Excerpted records:

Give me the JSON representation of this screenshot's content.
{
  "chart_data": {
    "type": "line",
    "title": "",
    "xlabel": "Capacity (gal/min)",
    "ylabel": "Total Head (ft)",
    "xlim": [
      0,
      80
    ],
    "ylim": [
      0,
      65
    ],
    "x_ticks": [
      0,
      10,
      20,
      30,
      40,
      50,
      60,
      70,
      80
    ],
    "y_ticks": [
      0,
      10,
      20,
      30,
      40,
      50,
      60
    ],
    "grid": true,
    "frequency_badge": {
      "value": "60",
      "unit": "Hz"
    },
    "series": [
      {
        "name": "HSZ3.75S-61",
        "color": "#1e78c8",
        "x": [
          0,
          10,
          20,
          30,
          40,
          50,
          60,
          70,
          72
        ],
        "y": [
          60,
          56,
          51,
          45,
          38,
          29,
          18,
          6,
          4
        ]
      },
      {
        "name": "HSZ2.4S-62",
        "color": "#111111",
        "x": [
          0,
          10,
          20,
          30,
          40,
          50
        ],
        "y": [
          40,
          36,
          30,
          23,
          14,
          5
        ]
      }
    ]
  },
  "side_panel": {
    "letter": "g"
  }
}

Stated exercise: Set down all of the records shown above once more, exactly.

Solution:
Give me the JSON representation of this screenshot's content.
{
  "chart_data": {
    "type": "line",
    "title": "",
    "xlabel": "Capacity (gal/min)",
    "ylabel": "Total Head (ft)",
    "xlim": [
      0,
      80
    ],
    "ylim": [
      0,
      65
    ],
    "x_ticks": [
      0,
      10,
      20,
      30,
      40,
      50,
      60,
      70,
      80
    ],
    "y_ticks": [
      0,
      10,
      20,
      30,
      40,
      50,
      60
    ],
    "grid": true,
    "frequency_badge": {
      "value": "60",
      "unit": "Hz"
    },
    "series": [
      {
        "name": "HSZ3.75S-61",
        "color": "#1e78c8",
        "x": [
          0,
          10,
          20,
          30,
          40,
          50,
          60,
          70,
          72
        ],
        "y": [
          60,
          56,
          51,
          45,
          38,
          29,
          18,
          6,
          4
        ]
      },
      {
        "name": "HSZ2.4S-62",
        "color": "#111111",
        "x": [
          0,
          10,
          20,
          30,
          40,
          50
        ],
        "y": [
          40,
          36,
          30,
          23,
          14,
          5
        ]
      }
    ]
  },
  "side_panel": {
    "letter": "g"
  }
}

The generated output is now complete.